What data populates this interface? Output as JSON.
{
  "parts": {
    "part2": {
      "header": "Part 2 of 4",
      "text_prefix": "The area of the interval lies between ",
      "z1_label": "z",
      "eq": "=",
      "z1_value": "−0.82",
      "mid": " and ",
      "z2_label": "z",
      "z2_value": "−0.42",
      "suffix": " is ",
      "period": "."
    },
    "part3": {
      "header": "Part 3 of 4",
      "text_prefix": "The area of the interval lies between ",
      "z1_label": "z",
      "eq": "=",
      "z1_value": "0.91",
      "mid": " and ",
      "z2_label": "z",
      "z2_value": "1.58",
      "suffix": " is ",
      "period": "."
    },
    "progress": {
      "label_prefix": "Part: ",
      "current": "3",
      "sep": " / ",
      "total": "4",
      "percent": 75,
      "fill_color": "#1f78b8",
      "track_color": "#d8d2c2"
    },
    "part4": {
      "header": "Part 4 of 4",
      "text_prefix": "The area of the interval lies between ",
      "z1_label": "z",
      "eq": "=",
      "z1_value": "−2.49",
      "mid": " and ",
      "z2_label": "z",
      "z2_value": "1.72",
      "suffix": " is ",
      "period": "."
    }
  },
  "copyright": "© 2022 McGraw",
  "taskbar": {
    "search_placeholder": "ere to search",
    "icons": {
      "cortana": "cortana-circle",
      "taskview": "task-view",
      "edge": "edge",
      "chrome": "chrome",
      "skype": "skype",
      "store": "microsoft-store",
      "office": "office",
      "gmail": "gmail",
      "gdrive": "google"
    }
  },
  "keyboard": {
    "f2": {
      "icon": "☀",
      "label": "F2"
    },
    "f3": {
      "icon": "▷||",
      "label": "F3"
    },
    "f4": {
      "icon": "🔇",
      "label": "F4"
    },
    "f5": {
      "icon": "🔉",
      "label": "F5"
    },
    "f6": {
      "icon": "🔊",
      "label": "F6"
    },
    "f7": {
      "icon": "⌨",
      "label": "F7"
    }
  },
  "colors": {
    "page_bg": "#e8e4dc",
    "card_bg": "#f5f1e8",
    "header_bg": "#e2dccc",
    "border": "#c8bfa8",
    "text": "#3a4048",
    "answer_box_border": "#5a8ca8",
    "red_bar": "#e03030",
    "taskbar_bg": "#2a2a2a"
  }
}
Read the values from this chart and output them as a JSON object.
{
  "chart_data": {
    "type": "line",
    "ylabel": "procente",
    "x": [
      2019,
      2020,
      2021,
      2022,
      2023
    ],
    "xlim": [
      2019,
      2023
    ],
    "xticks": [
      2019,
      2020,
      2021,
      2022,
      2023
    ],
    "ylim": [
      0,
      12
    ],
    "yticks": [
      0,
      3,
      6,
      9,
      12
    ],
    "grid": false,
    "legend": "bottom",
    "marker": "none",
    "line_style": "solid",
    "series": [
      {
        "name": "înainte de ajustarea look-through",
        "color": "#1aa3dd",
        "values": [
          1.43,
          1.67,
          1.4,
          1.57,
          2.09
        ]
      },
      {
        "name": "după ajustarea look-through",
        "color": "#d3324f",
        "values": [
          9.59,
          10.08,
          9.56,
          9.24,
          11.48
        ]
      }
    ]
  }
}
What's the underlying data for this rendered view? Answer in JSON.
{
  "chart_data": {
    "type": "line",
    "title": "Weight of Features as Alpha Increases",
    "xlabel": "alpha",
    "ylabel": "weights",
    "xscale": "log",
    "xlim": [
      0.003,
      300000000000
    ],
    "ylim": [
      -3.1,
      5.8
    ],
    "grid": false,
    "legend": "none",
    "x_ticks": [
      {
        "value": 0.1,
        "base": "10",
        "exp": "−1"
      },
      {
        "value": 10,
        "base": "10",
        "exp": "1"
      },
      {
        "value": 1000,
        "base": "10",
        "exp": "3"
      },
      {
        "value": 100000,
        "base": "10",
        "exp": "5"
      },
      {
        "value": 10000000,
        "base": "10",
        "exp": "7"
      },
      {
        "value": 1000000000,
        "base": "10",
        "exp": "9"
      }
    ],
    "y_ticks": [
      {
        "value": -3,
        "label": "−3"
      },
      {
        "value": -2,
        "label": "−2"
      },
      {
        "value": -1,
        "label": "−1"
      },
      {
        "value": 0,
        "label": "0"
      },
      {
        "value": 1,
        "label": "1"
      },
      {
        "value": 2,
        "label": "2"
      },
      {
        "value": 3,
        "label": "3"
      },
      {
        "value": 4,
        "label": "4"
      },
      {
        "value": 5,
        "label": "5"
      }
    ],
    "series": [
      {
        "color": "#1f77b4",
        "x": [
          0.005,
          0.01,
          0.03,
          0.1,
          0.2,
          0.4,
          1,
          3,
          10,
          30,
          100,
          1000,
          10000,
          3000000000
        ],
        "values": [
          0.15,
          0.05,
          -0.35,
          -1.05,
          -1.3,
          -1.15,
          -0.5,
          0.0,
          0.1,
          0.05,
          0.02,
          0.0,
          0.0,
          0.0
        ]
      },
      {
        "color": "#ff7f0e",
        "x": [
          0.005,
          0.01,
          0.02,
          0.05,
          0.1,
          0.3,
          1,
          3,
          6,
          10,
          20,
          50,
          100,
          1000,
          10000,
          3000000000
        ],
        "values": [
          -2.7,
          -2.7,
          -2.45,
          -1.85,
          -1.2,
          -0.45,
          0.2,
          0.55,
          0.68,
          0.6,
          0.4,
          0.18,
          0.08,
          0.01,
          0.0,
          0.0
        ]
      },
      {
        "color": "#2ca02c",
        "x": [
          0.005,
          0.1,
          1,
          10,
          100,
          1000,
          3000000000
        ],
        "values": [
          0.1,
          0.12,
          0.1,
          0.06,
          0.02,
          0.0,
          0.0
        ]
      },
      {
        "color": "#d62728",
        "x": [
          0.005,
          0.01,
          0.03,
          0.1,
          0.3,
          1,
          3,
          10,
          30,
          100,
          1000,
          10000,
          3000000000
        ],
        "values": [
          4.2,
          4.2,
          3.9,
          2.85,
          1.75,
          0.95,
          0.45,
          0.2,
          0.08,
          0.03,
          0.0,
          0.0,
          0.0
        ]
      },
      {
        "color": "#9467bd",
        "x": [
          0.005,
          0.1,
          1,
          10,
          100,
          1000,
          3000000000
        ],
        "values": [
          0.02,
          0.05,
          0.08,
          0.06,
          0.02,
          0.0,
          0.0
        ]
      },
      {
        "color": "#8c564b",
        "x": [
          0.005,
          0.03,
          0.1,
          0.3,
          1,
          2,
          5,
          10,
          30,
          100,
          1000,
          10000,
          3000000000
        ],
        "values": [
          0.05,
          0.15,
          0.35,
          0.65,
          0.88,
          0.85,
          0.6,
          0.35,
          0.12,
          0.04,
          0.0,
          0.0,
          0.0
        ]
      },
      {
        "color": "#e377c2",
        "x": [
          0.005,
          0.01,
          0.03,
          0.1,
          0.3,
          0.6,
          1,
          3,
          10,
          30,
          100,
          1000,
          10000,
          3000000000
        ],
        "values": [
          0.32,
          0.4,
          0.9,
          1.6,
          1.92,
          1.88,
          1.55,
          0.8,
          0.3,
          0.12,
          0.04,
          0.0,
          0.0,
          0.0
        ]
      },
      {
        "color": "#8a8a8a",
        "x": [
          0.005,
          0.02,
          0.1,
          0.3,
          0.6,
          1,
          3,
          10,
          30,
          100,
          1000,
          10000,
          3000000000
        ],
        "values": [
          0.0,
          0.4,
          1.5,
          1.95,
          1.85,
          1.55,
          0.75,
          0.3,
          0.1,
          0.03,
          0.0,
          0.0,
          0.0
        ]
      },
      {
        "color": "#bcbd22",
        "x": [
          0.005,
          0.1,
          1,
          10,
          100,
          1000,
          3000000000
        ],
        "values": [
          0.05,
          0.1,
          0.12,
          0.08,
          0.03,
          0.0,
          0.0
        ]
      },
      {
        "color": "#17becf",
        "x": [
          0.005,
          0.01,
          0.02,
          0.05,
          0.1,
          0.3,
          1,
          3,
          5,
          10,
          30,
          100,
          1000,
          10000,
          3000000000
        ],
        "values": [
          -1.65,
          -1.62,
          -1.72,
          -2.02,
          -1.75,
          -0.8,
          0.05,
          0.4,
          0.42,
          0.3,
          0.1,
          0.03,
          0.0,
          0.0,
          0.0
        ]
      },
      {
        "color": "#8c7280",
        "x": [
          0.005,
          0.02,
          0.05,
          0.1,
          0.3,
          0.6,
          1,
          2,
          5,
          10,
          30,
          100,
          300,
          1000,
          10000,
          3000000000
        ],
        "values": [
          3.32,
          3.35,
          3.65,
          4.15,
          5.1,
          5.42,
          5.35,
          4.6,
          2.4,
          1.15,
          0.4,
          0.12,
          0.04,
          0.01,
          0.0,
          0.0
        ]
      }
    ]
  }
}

----

◆ **WORK TO DO**: Using the data above, copy each line that contains "look".

◆ **SOLUTION**:
        "name": "înainte de ajustarea look-through",
        "name": "după ajustarea look-through",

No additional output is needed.